── Provided material
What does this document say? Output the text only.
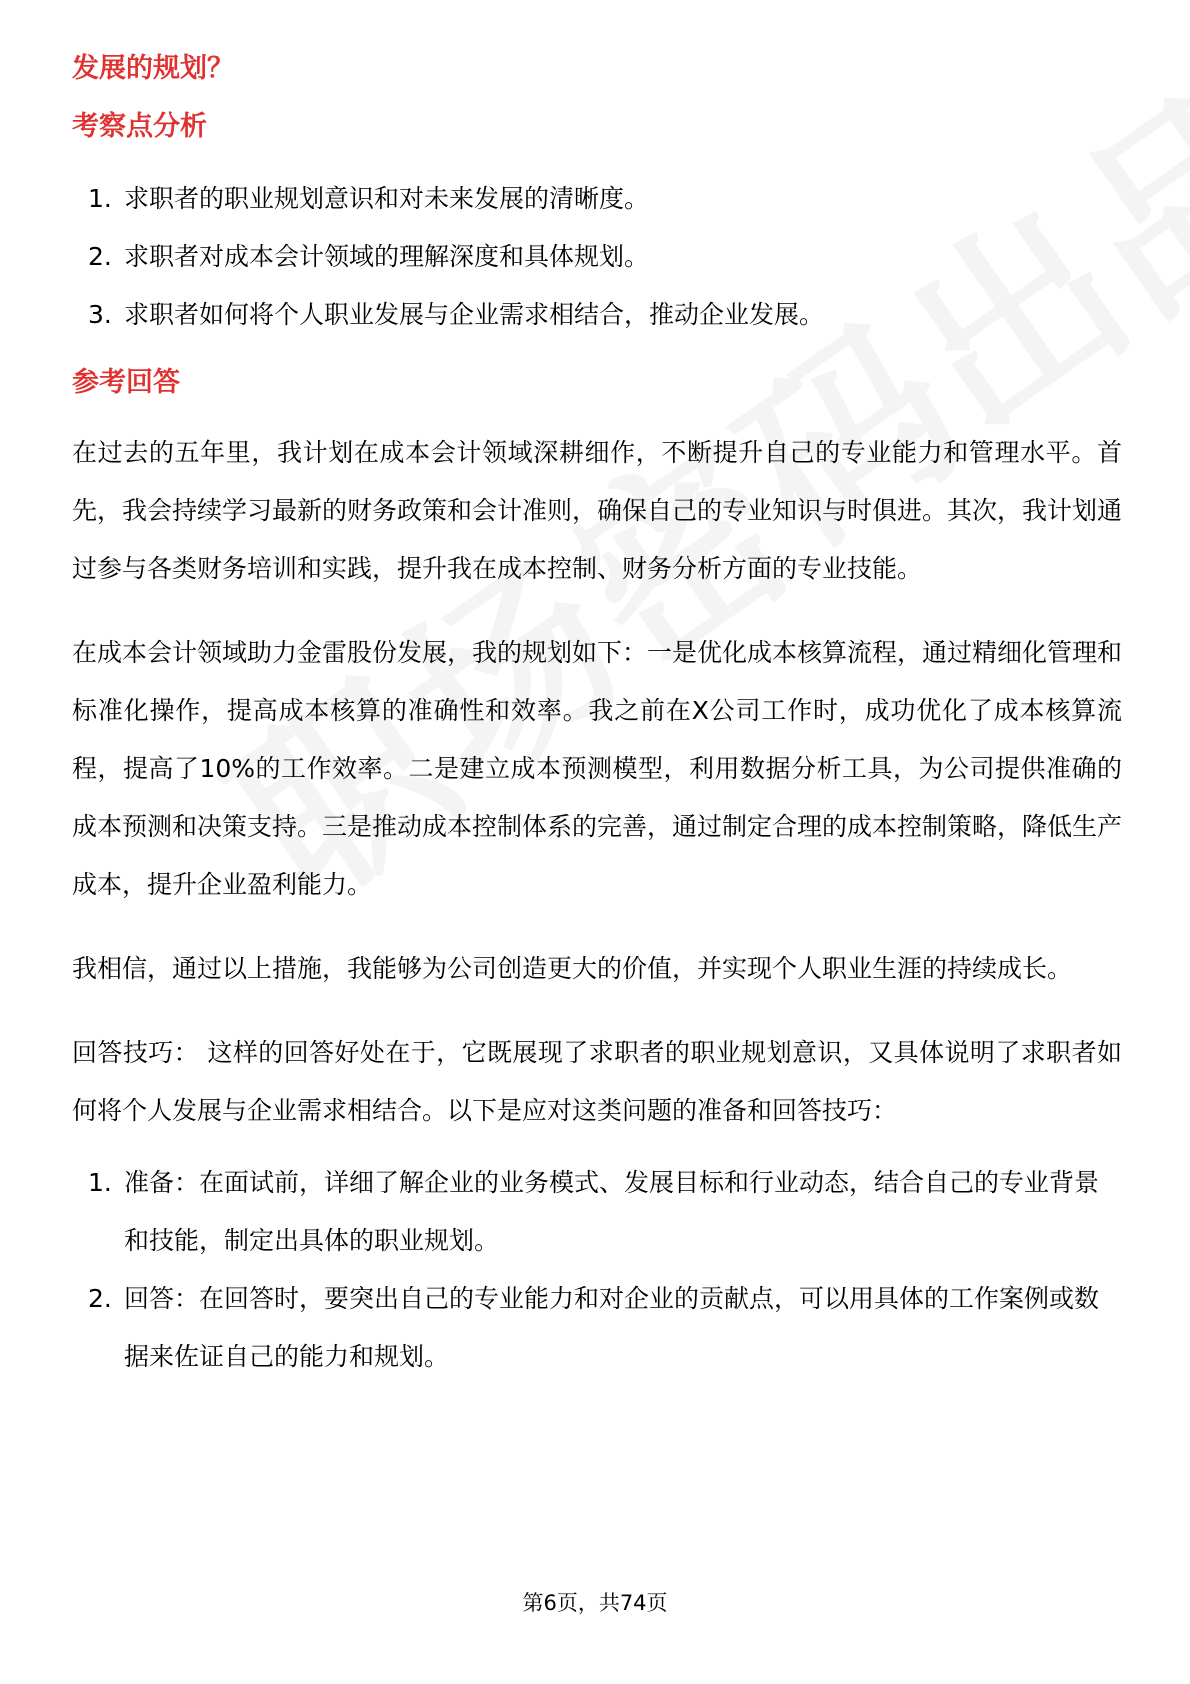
发展的规划？
考察点分析
1. 求职者的职业规划意识和对未来发展的清晰度。
2. 求职者对成本会计领域的理解深度和具体规划。
3. 求职者如何将个人职业发展与企业需求相结合，推动企业发展。
参考回答

在过去的五年里，我计划在成本会计领域深耕细作，不断提升自己的专业能力和管理水平。首先，我会持续学习最新的财务政策和会计准则，确保自己的专业知识与时俱进。其次，我计划通过参与各类财务培训和实践，提升我在成本控制、财务分析方面的专业技能。

在成本会计领域助力金雷股份发展，我的规划如下：一是优化成本核算流程，通过精细化管理和标准化操作，提高成本核算的准确性和效率。我之前在X公司工作时，成功优化了成本核算流程，提高了10%的工作效率。二是建立成本预测模型，利用数据分析工具，为公司提供准确的成本预测和决策支持。三是推动成本控制体系的完善，通过制定合理的成本控制策略，降低生产成本，提升企业盈利能力。

我相信，通过以上措施，我能够为公司创造更大的价值，并实现个人职业生涯的持续成长。

回答技巧： 这样的回答好处在于，它既展现了求职者的职业规划意识，又具体说明了求职者如何将个人发展与企业需求相结合。以下是应对这类问题的准备和回答技巧：

1. 准备：在面试前，详细了解企业的业务模式、发展目标和行业动态，结合自己的专业背景和技能，制定出具体的职业规划。
2. 回答：在回答时，要突出自己的专业能力和对企业的贡献点，可以用具体的工作案例或数据来佐证自己的能力和规划。
第6页，共74页
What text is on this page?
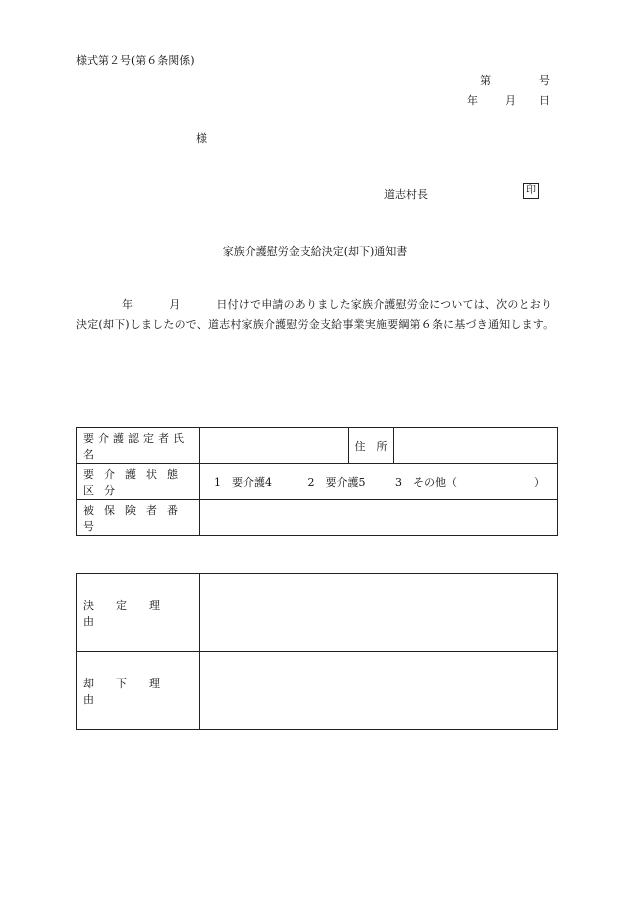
様式第２号(第６条関係)
第	号
年 月 日
様
道志村長	印
家族介護慰労金支給決定(却下)通知書
年	月	日付けで申請のありました家族介護慰労金については、次のとおり決定(却下)しましたので、道志村家族介護慰労金支給事業実施要綱第６条に基づき通知します。
要介護認定者氏名		住　所	
要介護状態区分	1　要介護4 2　要介護5 3　その他（　　　　　　　）		
被保険者番号			
決定理由	
却下理由	
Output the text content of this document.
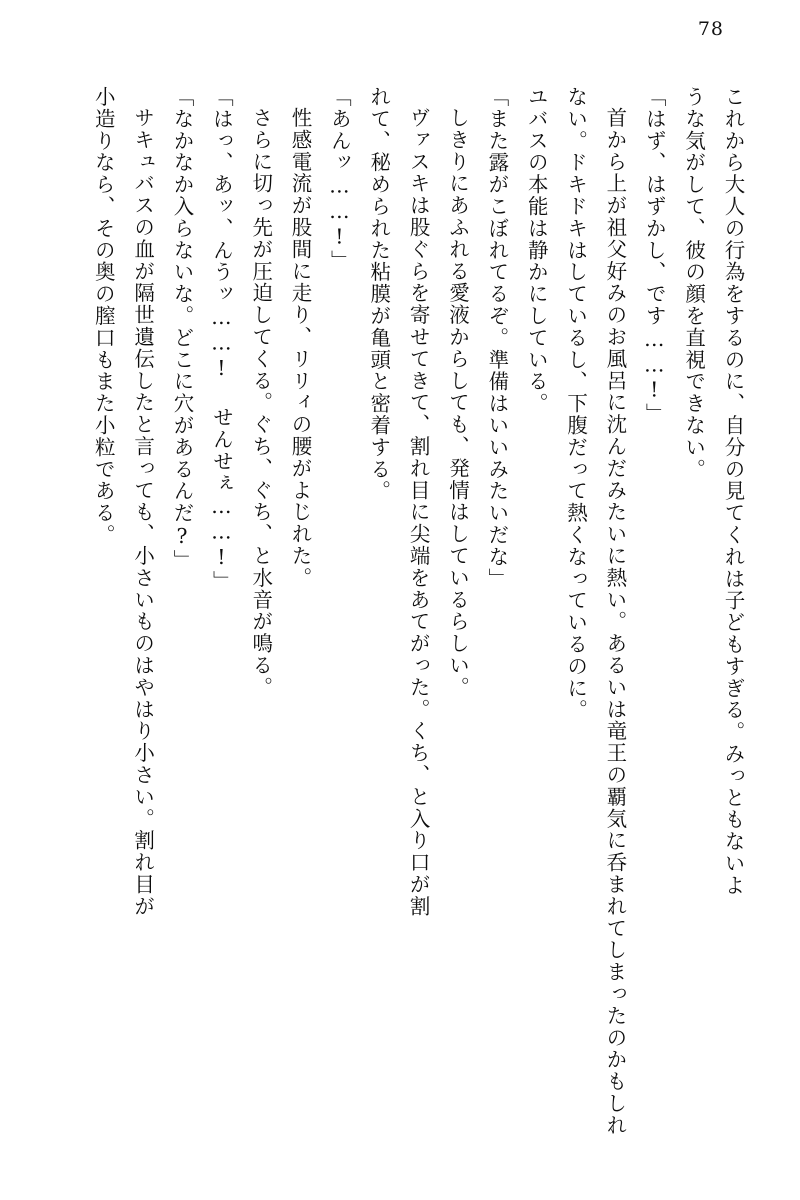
78

これから大人の行為をするのに、自分の見てくれは子どもすぎる。みっともないよ

うな気がして、彼の顔を直視できない。

「はず、はずかし、です……!」

首から上が祖父好みのお風呂に沈んだみたいに熱い。あるいは竜王の覇気に呑まれてしまったのかもしれ

ない。ドキドキはしているし、下腹だって熱くなっているのに。

ユバスの本能は静かにしている。

「また露がこぼれてるぞ。準備はいいみたいだな」

しきりにあふれる愛液からしても、発情はしているらしい。

ヴァスキは股ぐらを寄せてきて、割れ目に尖端をあてがった。くち、と入り口が割

れて、秘められた粘膜が亀頭と密着する。

「あんッ……!」

性感電流が股間に走り、リリィの腰がよじれた。

さらに切っ先が圧迫してくる。ぐち、ぐち、と水音が鳴る。

「はっ、あッ、んうッ……! せんせぇ……!」

「なかなか入らないな。どこに穴があるんだ?」

サキュバスの血が隔世遺伝したと言っても、小さいものはやはり小さい。割れ目が

小造りなら、その奥の膣口もまた小粒である。
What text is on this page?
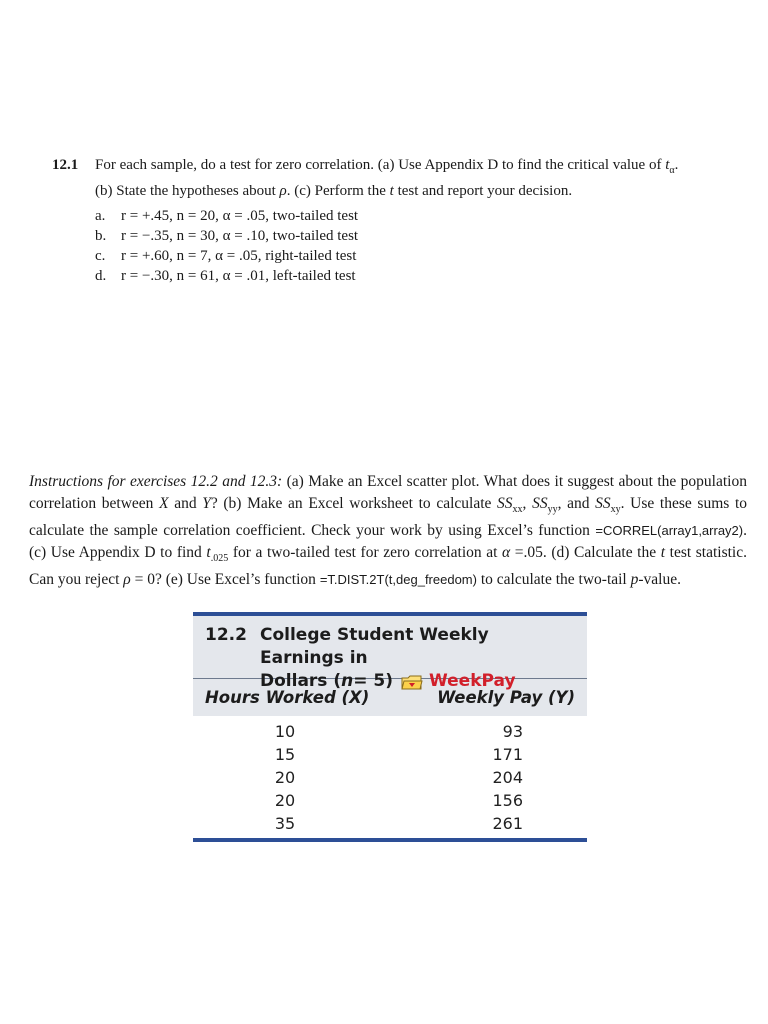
12.1	For each sample, do a test for zero correlation. (a) Use Appendix D to find the critical value of $t_\alpha$.
(b) State the hypotheses about ρ. (c) Perform the t test and report your decision.
a.	r = +.45, n = 20, α = .05, two-tailed test
b. r = −.35, n = 30, α = .10, two-tailed test
c.	r = +.60, n = 7, α = .05, right-tailed test
d. r = −.30, n = 61, α = .01, left-tailed test
Instructions for exercises 12.2 and 12.3: (a) Make an Excel scatter plot. What does it suggest about the population correlation between X and Y? (b) Make an Excel worksheet to calculate $SS_{xx}$, $SS_{yy}$, and $SS_{xy}$. Use these sums to calculate the sample correlation coefficient. Check your work by using Excel’s function =CORREL(array1,array2). (c) Use Appendix D to find $t_{.025}$ for a two-tailed test for zero correlation at α =.05. (d) Calculate the t test statistic. Can you reject ρ = 0? (e) Use Excel’s function =T.DIST.2T(t,deg_freedom) to calculate the two-tail p-value.
12.2 College Student Weekly Earnings in
Dollars ( n = 5) WeekPay
Hours Worked (X)	Weekly Pay (Y)
10	93
15	171
20	204
20	156
35	261
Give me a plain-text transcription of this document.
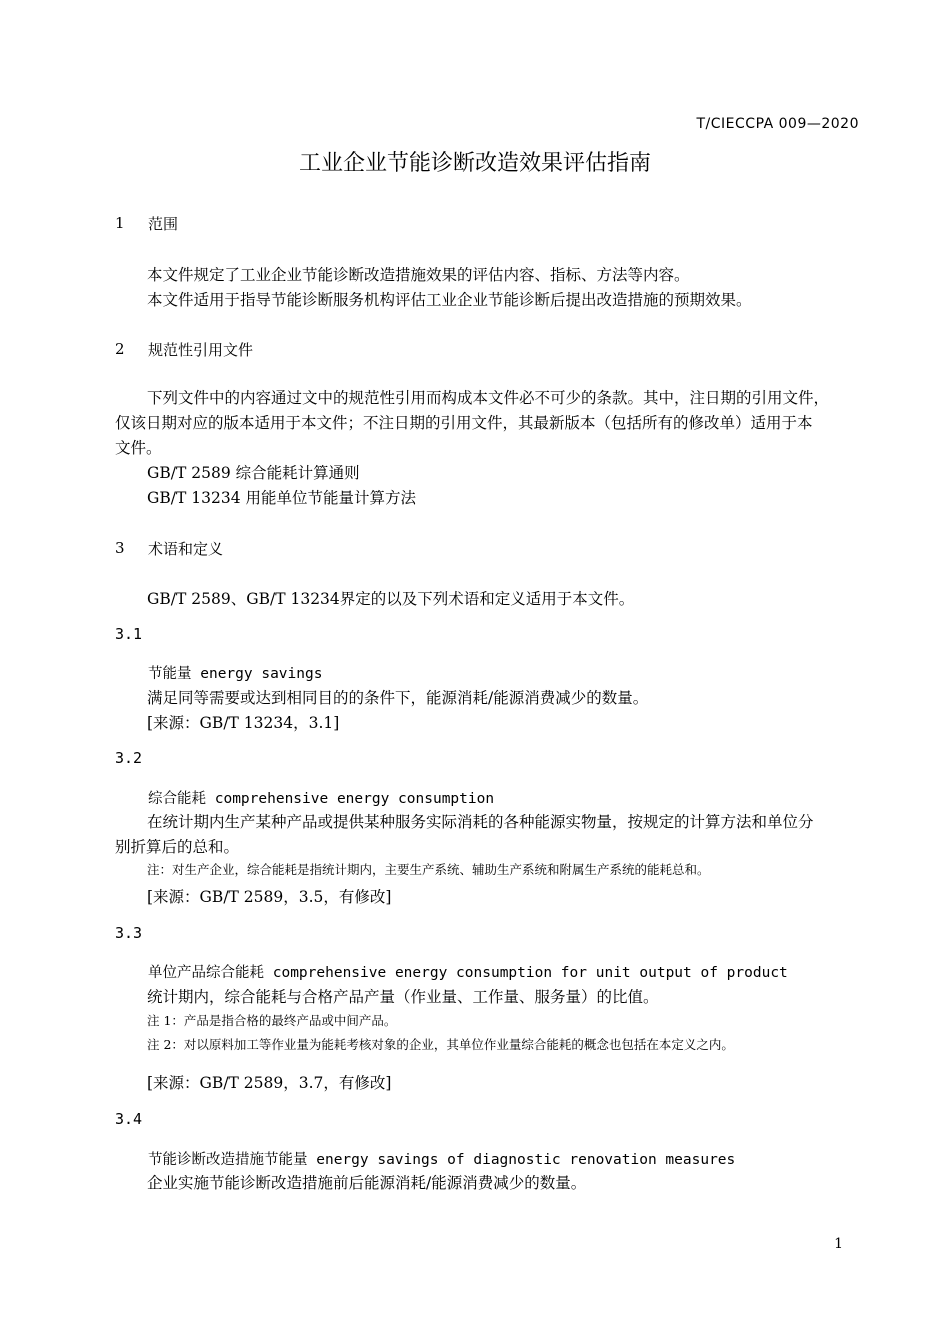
T/CIECCPA 009—2020
工业企业节能诊断改造效果评估指南
1 范围
本文件规定了工业企业节能诊断改造措施效果的评估内容、指标、方法等内容。
本文件适用于指导节能诊断服务机构评估工业企业节能诊断后提出改造措施的预期效果。
2 规范性引用文件
下列文件中的内容通过文中的规范性引用而构成本文件必不可少的条款。其中，注日期的引用文件，
仅该日期对应的版本适用于本文件；不注日期的引用文件，其最新版本（包括所有的修改单）适用于本
文件。
GB/T 2589 综合能耗计算通则
GB/T 13234 用能单位节能量计算方法
3 术语和定义
GB/T 2589、GB/T 13234界定的以及下列术语和定义适用于本文件。
3.1
节能量 energy savings
满足同等需要或达到相同目的的条件下，能源消耗/能源消费减少的数量。
[来源：GB/T 13234，3.1]
3.2
综合能耗 comprehensive energy consumption
在统计期内生产某种产品或提供某种服务实际消耗的各种能源实物量，按规定的计算方法和单位分
别折算后的总和。
注：对生产企业，综合能耗是指统计期内，主要生产系统、辅助生产系统和附属生产系统的能耗总和。
[来源：GB/T 2589，3.5，有修改]
3.3
单位产品综合能耗 comprehensive energy consumption for unit output of product
统计期内，综合能耗与合格产品产量（作业量、工作量、服务量）的比值。
注 1：产品是指合格的最终产品或中间产品。
注 2：对以原料加工等作业量为能耗考核对象的企业，其单位作业量综合能耗的概念也包括在本定义之内。
[来源：GB/T 2589，3.7，有修改]
3.4
节能诊断改造措施节能量 energy savings of diagnostic renovation measures
企业实施节能诊断改造措施前后能源消耗/能源消费减少的数量。
1
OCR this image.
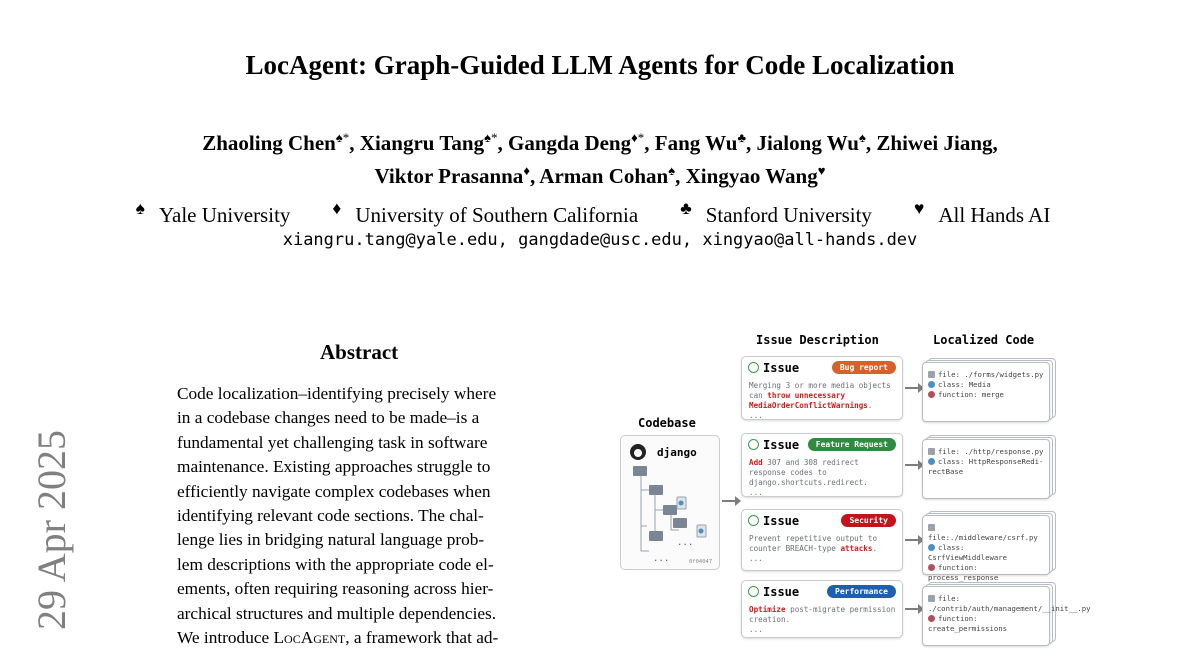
LocAgent: Graph-Guided LLM Agents for Code Localization
Zhaoling Chen♠*, Xiangru Tang♠*, Gangda Deng♦*, Fang Wu♣, Jialong Wu♠, Zhiwei Jiang,
Viktor Prasanna♦, Arman Cohan♠, Xingyao Wang♥
♠ Yale University ♦ University of Southern California ♣ Stanford University ♥ All Hands AI
xiangru.tang@yale.edu, gangdade@usc.edu, xingyao@all-hands.dev
29 Apr 2025
Abstract
Code localization–identifying precisely where
in a codebase changes need to be made–is a
fundamental yet challenging task in software
maintenance. Existing approaches struggle to
efficiently navigate complex codebases when
identifying relevant code sections. The chal-
lenge lies in bridging natural language prob-
lem descriptions with the appropriate code el-
ements, often requiring reasoning across hier-
archical structures and multiple dependencies.
We introduce LocAgent, a framework that ad-
Issue Description	Localized Code
Codebase
django
...
...	0f04047
Issue	Bug report
Merging 3 or more media objects can throw unnecessary MediaOrderConflictWarnings.
...
file: ./forms/widgets.py
class: Media
function: merge
Issue	Feature Request
Add 307 and 308 redirect response codes to django.shortcuts.redirect.
...
file: ./http/response.py
class: HttpResponseRedi-rectBase
Issue	Security
Prevent repetitive output to counter BREACH-type attacks.
...
file:./middleware/csrf.py
class: CsrfViewMiddleware
function: process_response
Issue	Performance
Optimize post-migrate permission creation.
...
file: ./contrib/auth/management/__init__.py
function: create_permissions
────
_What is required_. Starting with the line that holds "OCR this image.", retype each line through the last one in the listing above, exactly as written. Do not copy any pictures.

_Answer to this task_.
OCR this image.
LocAgent: Graph-Guided LLM Agents for Code Localization
Zhaoling Chen♠*, Xiangru Tang♠*, Gangda Deng♦*, Fang Wu♣, Jialong Wu♠, Zhiwei Jiang,
Viktor Prasanna♦, Arman Cohan♠, Xingyao Wang♥
♠ Yale University ♦ University of Southern California ♣ Stanford University ♥ All Hands AI
xiangru.tang@yale.edu, gangdade@usc.edu, xingyao@all-hands.dev
29 Apr 2025
Abstract
Code localization–identifying precisely where
in a codebase changes need to be made–is a
fundamental yet challenging task in software
maintenance. Existing approaches struggle to
efficiently navigate complex codebases when
identifying relevant code sections. The chal-
lenge lies in bridging natural language prob-
lem descriptions with the appropriate code el-
ements, often requiring reasoning across hier-
archical structures and multiple dependencies.
We introduce LocAgent, a framework that ad-
Issue Description	Localized Code
Codebase
django
...
...	0f04047
Issue	Bug report
Merging 3 or more media objects can throw unnecessary MediaOrderConflictWarnings.
...
file: ./forms/widgets.py
class: Media
function: merge
Issue	Feature Request
Add 307 and 308 redirect response codes to django.shortcuts.redirect.
...
file: ./http/response.py
class: HttpResponseRedi-rectBase
Issue	Security
Prevent repetitive output to counter BREACH-type attacks.
...
file:./middleware/csrf.py
class: CsrfViewMiddleware
function: process_response
Issue	Performance
Optimize post-migrate permission creation.
...
file: ./contrib/auth/management/__init__.py
function: create_permissions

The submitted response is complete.